### WORK TO BE COMPLETED
Restate the full listing word for word and leave the pictures out.

(Entries from a dataset)
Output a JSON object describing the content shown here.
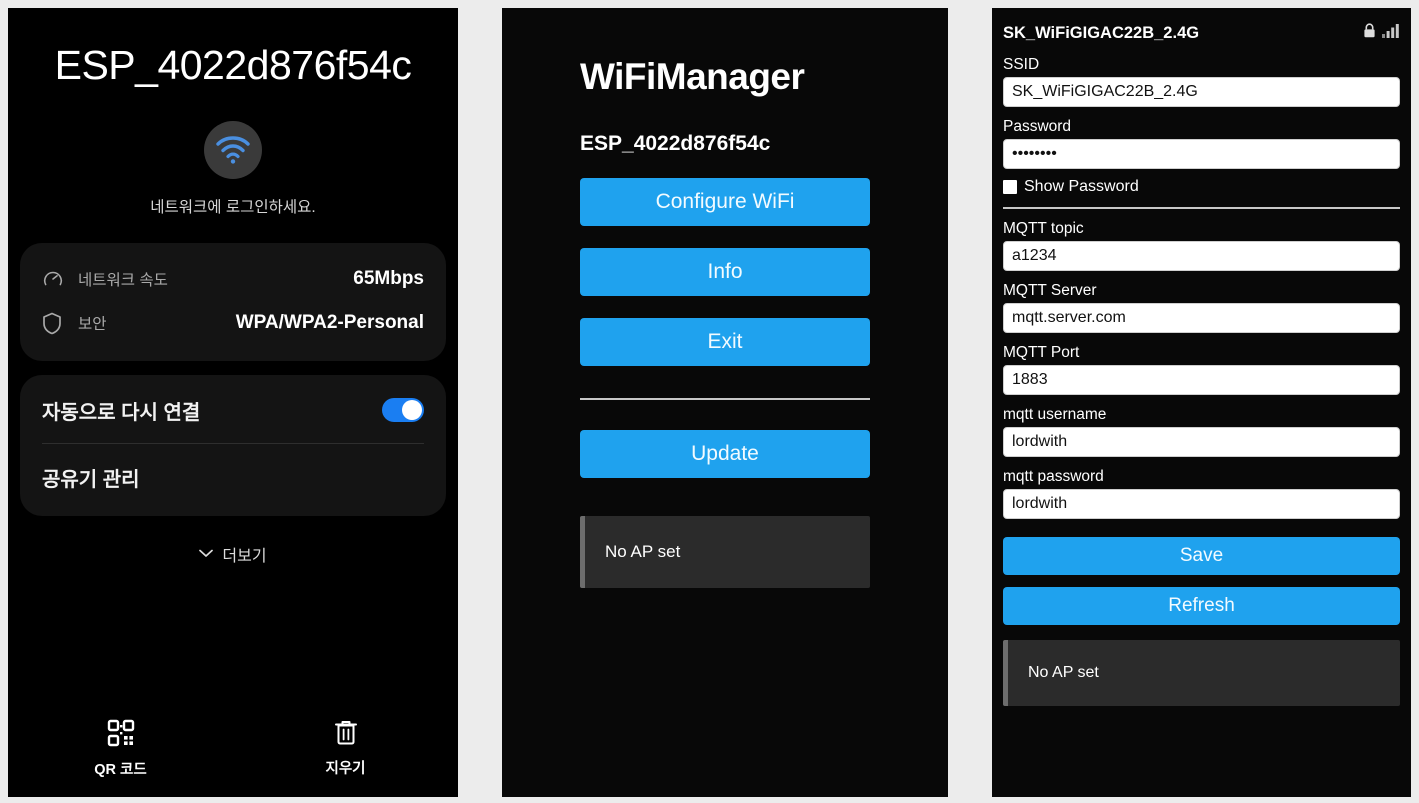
{
  "panel1": {
    "network_name": "ESP_4022d876f54c",
    "wifi_icon": "wifi-icon",
    "login_prompt": "네트워크에 로그인하세요.",
    "info_rows": [
      {
        "icon": "speedometer-icon",
        "label": "네트워크 속도",
        "value": "65Mbps"
      },
      {
        "icon": "shield-icon",
        "label": "보안",
        "value": "WPA/WPA2-Personal"
      }
    ],
    "settings_rows": [
      {
        "label": "자동으로 다시 연결",
        "toggle": true
      },
      {
        "label": "공유기 관리",
        "toggle": false
      }
    ],
    "more_label": "더보기",
    "more_icon": "chevron-down-icon",
    "bottom_bar": [
      {
        "icon": "qr-code-icon",
        "label": "QR 코드"
      },
      {
        "icon": "trash-icon",
        "label": "지우기"
      }
    ]
  },
  "panel2": {
    "title": "WiFiManager",
    "subtitle": "ESP_4022d876f54c",
    "buttons": [
      {
        "label": "Configure WiFi"
      },
      {
        "label": "Info"
      },
      {
        "label": "Exit"
      }
    ],
    "update_button": "Update",
    "status_message": "No AP set"
  },
  "panel3": {
    "header": {
      "ssid": "SK_WiFiGIGAC22B_2.4G",
      "lock_icon": "lock-icon",
      "signal_icon": "signal-bars-icon"
    },
    "fields": [
      {
        "label": "SSID",
        "value": "SK_WiFiGIGAC22B_2.4G",
        "name": "ssid-input"
      },
      {
        "label": "Password",
        "value": "••••••••",
        "name": "password-input"
      }
    ],
    "show_password": {
      "label": "Show Password",
      "checked": false
    },
    "mqtt_fields": [
      {
        "label": "MQTT topic",
        "value": "a1234",
        "name": "mqtt-topic-input"
      },
      {
        "label": "MQTT Server",
        "value": "mqtt.server.com",
        "name": "mqtt-server-input"
      },
      {
        "label": "MQTT Port",
        "value": "1883",
        "name": "mqtt-port-input"
      },
      {
        "label": "mqtt username",
        "value": "lordwith",
        "name": "mqtt-username-input"
      },
      {
        "label": "mqtt password",
        "value": "lordwith",
        "name": "mqtt-password-input"
      }
    ],
    "save_button": "Save",
    "refresh_button": "Refresh",
    "status_message": "No AP set"
  },
  "colors": {
    "accent_blue": "#1fa2ee",
    "toggle_blue": "#1a7ef2",
    "panel_bg": "#080808",
    "card_bg": "#141414",
    "msg_bg": "#2b2b2b"
  }
}
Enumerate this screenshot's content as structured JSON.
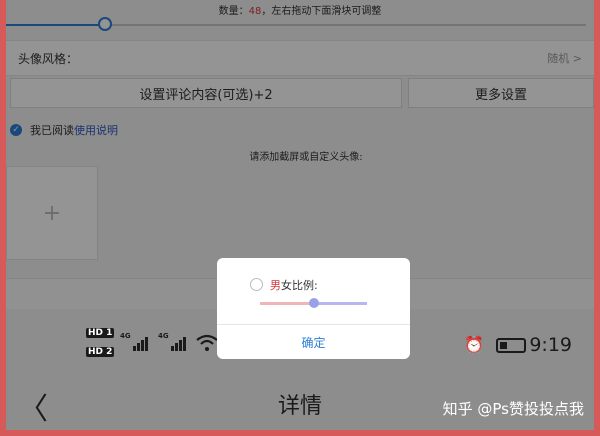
{
  "quantity": {
    "prefix": "数量：",
    "value": "48",
    "suffix": "，左右拖动下面滑块可调整",
    "slider_fraction": 0.17
  },
  "avatar_style": {
    "label": "头像风格：",
    "value": "随机",
    "chevron": ">"
  },
  "buttons": {
    "comment": "设置评论内容(可选)+2",
    "more": "更多设置"
  },
  "agreement": {
    "text": "我已阅读",
    "link": "使用说明",
    "check_icon": "✓"
  },
  "hint": "请添加截屏或自定义头像:",
  "add_tile": {
    "plus": "+"
  },
  "status_bar": {
    "hd1": "HD 1",
    "hd2": "HD 2",
    "net1": "4G",
    "net2": "4G",
    "wifi_icon": "wifi-icon",
    "alarm_icon": "⏰",
    "battery_level": 0.3,
    "time": "9:19"
  },
  "nav": {
    "back": "〈",
    "title": "详情",
    "more": "•••"
  },
  "watermark": "知乎 @Ps赞投投点我",
  "dialog": {
    "label_male": "男",
    "label_rest": "女比例:",
    "ratio_fraction": 0.5,
    "confirm": "确定"
  },
  "colors": {
    "accent": "#2c7fd6",
    "frame": "#d65a5a",
    "male": "#d23b3b"
  }
}
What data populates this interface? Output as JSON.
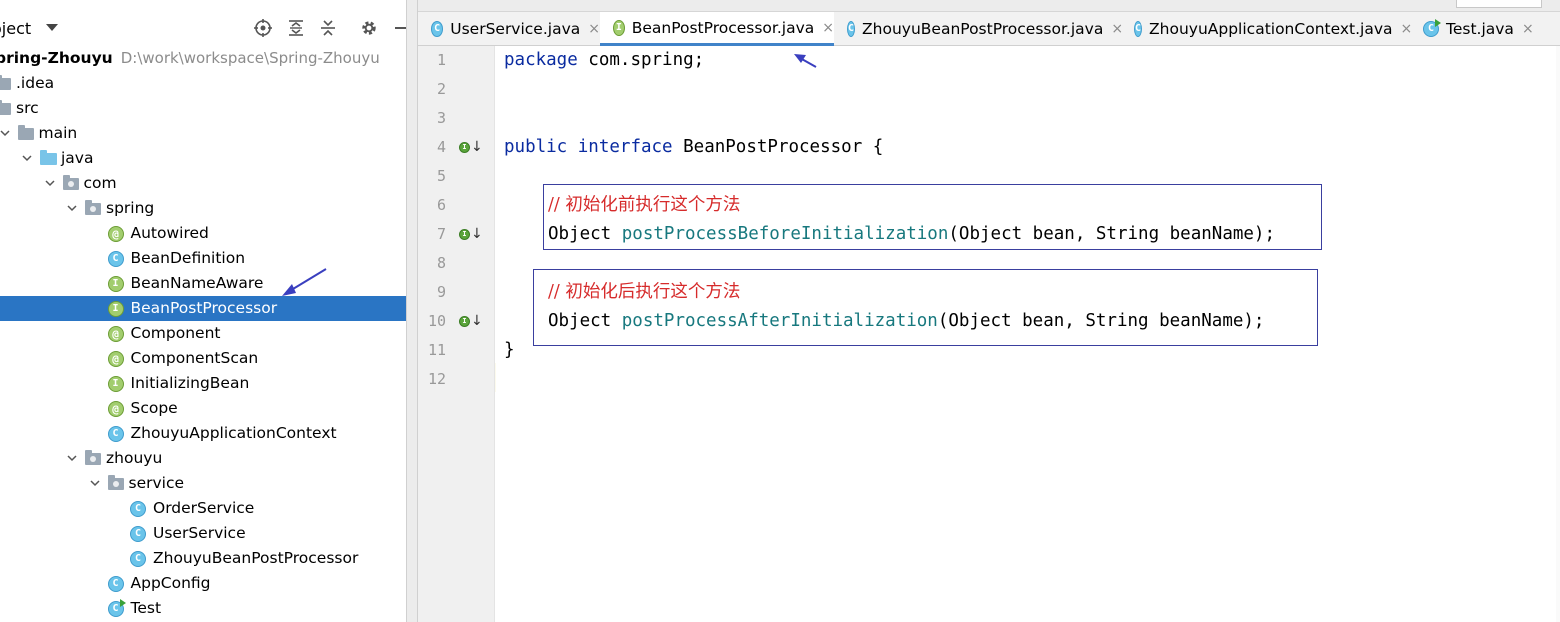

### RESULT BELOW
Output a JSON object describing the content shown here.
{
  "panel1": {
    "network_name": "ESP_4022d876f54c",
    "wifi_icon": "wifi-icon",
    "login_prompt": "네트워크에 로그인하세요.",
    "info_rows": [
      {
        "icon": "speedometer-icon",
        "label": "네트워크 속도",
        "value": "65Mbps"
      },
      {
        "icon": "shield-icon",
        "label": "보안",
        "value": "WPA/WPA2-Personal"
      }
    ],
    "settings_rows": [
      {
        "label": "자동으로 다시 연결",
        "toggle": true
      },
      {
        "label": "공유기 관리",
        "toggle": false
      }
    ],
    "more_label": "더보기",
    "more_icon": "chevron-down-icon",
    "bottom_bar": [
      {
        "icon": "qr-code-icon",
        "label": "QR 코드"
      },
      {
        "icon": "trash-icon",
        "label": "지우기"
      }
    ]
  },
  "panel2": {
    "title": "WiFiManager",
    "subtitle": "ESP_4022d876f54c",
    "buttons": [
      {
        "label": "Configure WiFi"
      },
      {
        "label": "Info"
      },
      {
        "label": "Exit"
      }
    ],
    "update_button": "Update",
    "status_message": "No AP set"
  },
  "panel3": {
    "header": {
      "ssid": "SK_WiFiGIGAC22B_2.4G",
      "lock_icon": "lock-icon",
      "signal_icon": "signal-bars-icon"
    },
    "fields": [
      {
        "label": "SSID",
        "value": "SK_WiFiGIGAC22B_2.4G",
        "name": "ssid-input"
      },
      {
        "label": "Password",
        "value": "••••••••",
        "name": "password-input"
      }
    ],
    "show_password": {
      "label": "Show Password",
      "checked": false
    },
    "mqtt_fields": [
      {
        "label": "MQTT topic",
        "value": "a1234",
        "name": "mqtt-topic-input"
      },
      {
        "label": "MQTT Server",
        "value": "mqtt.server.com",
        "name": "mqtt-server-input"
      },
      {
        "label": "MQTT Port",
        "value": "1883",
        "name": "mqtt-port-input"
      },
      {
        "label": "mqtt username",
        "value": "lordwith",
        "name": "mqtt-username-input"
      },
      {
        "label": "mqtt password",
        "value": "lordwith",
        "name": "mqtt-password-input"
      }
    ],
    "save_button": "Save",
    "refresh_button": "Refresh",
    "status_message": "No AP set"
  },
  "colors": {
    "accent_blue": "#1fa2ee",
    "toggle_blue": "#1a7ef2",
    "panel_bg": "#080808",
    "card_bg": "#141414",
    "msg_bg": "#2b2b2b"
  }
}
Enumerate this screenshot's content as structured JSON.
{
  "quantity": {
    "prefix": "数量：",
    "value": "48",
    "suffix": "，左右拖动下面滑块可调整",
    "slider_fraction": 0.17
  },
  "avatar_style": {
    "label": "头像风格：",
    "value": "随机",
    "chevron": ">"
  },
  "buttons": {
    "comment": "设置评论内容(可选)+2",
    "more": "更多设置"
  },
  "agreement": {
    "text": "我已阅读",
    "link": "使用说明",
    "check_icon": "✓"
  },
  "hint": "请添加截屏或自定义头像:",
  "add_tile": {
    "plus": "+"
  },
  "status_bar": {
    "hd1": "HD 1",
    "hd2": "HD 2",
    "net1": "4G",
    "net2": "4G",
    "wifi_icon": "wifi-icon",
    "alarm_icon": "⏰",
    "battery_level": 0.3,
    "time": "9:19"
  },
  "nav": {
    "back": "〈",
    "title": "详情",
    "more": "•••"
  },
  "watermark": "知乎 @Ps赞投投点我",
  "dialog": {
    "label_male": "男",
    "label_rest": "女比例:",
    "ratio_fraction": 0.5,
    "confirm": "确定"
  },
  "colors": {
    "accent": "#2c7fd6",
    "frame": "#d65a5a",
    "male": "#d23b3b"
  }
}
What data populates this interface? Output as JSON.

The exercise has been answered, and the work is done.